MATERIAL SUPPLIED
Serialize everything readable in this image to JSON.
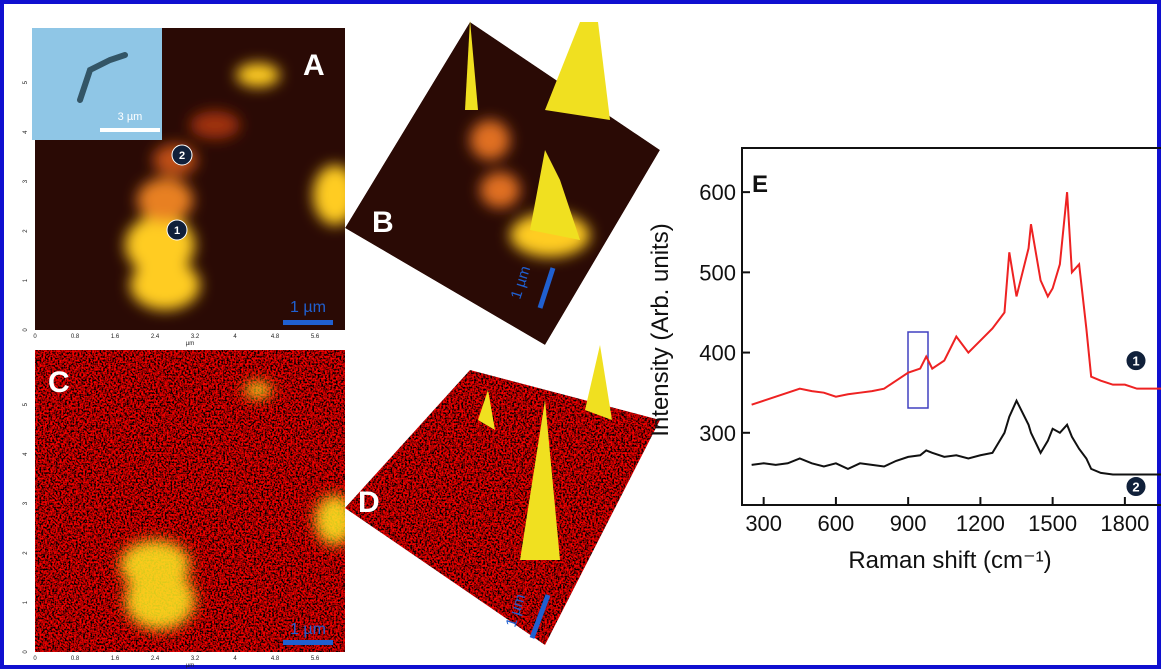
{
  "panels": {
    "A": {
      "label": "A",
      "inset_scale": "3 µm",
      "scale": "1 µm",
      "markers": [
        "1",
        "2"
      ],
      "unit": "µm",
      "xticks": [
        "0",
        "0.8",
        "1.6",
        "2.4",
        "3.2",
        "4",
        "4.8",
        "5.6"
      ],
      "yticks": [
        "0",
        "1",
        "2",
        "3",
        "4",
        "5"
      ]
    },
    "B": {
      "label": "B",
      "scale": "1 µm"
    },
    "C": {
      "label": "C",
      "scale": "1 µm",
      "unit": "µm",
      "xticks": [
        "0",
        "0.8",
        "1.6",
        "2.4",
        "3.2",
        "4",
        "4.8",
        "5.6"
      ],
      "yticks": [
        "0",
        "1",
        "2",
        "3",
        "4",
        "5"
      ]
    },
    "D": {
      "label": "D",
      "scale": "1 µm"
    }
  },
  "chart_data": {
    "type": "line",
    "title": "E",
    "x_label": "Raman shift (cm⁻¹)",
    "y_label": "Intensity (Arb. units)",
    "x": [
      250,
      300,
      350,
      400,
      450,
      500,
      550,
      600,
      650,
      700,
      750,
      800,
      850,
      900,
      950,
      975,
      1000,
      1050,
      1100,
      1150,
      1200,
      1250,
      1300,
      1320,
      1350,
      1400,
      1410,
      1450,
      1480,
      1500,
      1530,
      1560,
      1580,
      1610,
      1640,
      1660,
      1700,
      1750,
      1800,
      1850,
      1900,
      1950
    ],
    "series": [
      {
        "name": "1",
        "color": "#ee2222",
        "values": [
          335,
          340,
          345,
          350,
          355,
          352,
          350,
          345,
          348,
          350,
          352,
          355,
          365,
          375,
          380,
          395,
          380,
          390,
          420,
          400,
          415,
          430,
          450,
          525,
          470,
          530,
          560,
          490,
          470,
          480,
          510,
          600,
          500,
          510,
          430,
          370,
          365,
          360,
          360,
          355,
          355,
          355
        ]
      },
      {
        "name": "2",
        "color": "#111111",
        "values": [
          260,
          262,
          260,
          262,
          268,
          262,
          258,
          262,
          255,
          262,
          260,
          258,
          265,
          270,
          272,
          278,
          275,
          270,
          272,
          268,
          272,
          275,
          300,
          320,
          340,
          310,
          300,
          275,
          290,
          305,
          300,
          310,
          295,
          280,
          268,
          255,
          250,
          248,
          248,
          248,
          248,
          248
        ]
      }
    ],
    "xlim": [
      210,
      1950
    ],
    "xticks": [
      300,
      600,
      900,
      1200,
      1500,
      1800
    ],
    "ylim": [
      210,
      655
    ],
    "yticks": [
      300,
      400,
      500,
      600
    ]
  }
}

PROBLEM
Retype all the records shown above, character for character. Omit every picture.

ANSWER IN FULL
Serialize everything readable in this image to JSON.
{
  "panels": {
    "A": {
      "label": "A",
      "inset_scale": "3 µm",
      "scale": "1 µm",
      "markers": [
        "1",
        "2"
      ],
      "unit": "µm",
      "xticks": [
        "0",
        "0.8",
        "1.6",
        "2.4",
        "3.2",
        "4",
        "4.8",
        "5.6"
      ],
      "yticks": [
        "0",
        "1",
        "2",
        "3",
        "4",
        "5"
      ]
    },
    "B": {
      "label": "B",
      "scale": "1 µm"
    },
    "C": {
      "label": "C",
      "scale": "1 µm",
      "unit": "µm",
      "xticks": [
        "0",
        "0.8",
        "1.6",
        "2.4",
        "3.2",
        "4",
        "4.8",
        "5.6"
      ],
      "yticks": [
        "0",
        "1",
        "2",
        "3",
        "4",
        "5"
      ]
    },
    "D": {
      "label": "D",
      "scale": "1 µm"
    }
  },
  "chart_data": {
    "type": "line",
    "title": "E",
    "x_label": "Raman shift (cm⁻¹)",
    "y_label": "Intensity (Arb. units)",
    "x": [
      250,
      300,
      350,
      400,
      450,
      500,
      550,
      600,
      650,
      700,
      750,
      800,
      850,
      900,
      950,
      975,
      1000,
      1050,
      1100,
      1150,
      1200,
      1250,
      1300,
      1320,
      1350,
      1400,
      1410,
      1450,
      1480,
      1500,
      1530,
      1560,
      1580,
      1610,
      1640,
      1660,
      1700,
      1750,
      1800,
      1850,
      1900,
      1950
    ],
    "series": [
      {
        "name": "1",
        "color": "#ee2222",
        "values": [
          335,
          340,
          345,
          350,
          355,
          352,
          350,
          345,
          348,
          350,
          352,
          355,
          365,
          375,
          380,
          395,
          380,
          390,
          420,
          400,
          415,
          430,
          450,
          525,
          470,
          530,
          560,
          490,
          470,
          480,
          510,
          600,
          500,
          510,
          430,
          370,
          365,
          360,
          360,
          355,
          355,
          355
        ]
      },
      {
        "name": "2",
        "color": "#111111",
        "values": [
          260,
          262,
          260,
          262,
          268,
          262,
          258,
          262,
          255,
          262,
          260,
          258,
          265,
          270,
          272,
          278,
          275,
          270,
          272,
          268,
          272,
          275,
          300,
          320,
          340,
          310,
          300,
          275,
          290,
          305,
          300,
          310,
          295,
          280,
          268,
          255,
          250,
          248,
          248,
          248,
          248,
          248
        ]
      }
    ],
    "xlim": [
      210,
      1950
    ],
    "xticks": [
      300,
      600,
      900,
      1200,
      1500,
      1800
    ],
    "ylim": [
      210,
      655
    ],
    "yticks": [
      300,
      400,
      500,
      600
    ]
  }
}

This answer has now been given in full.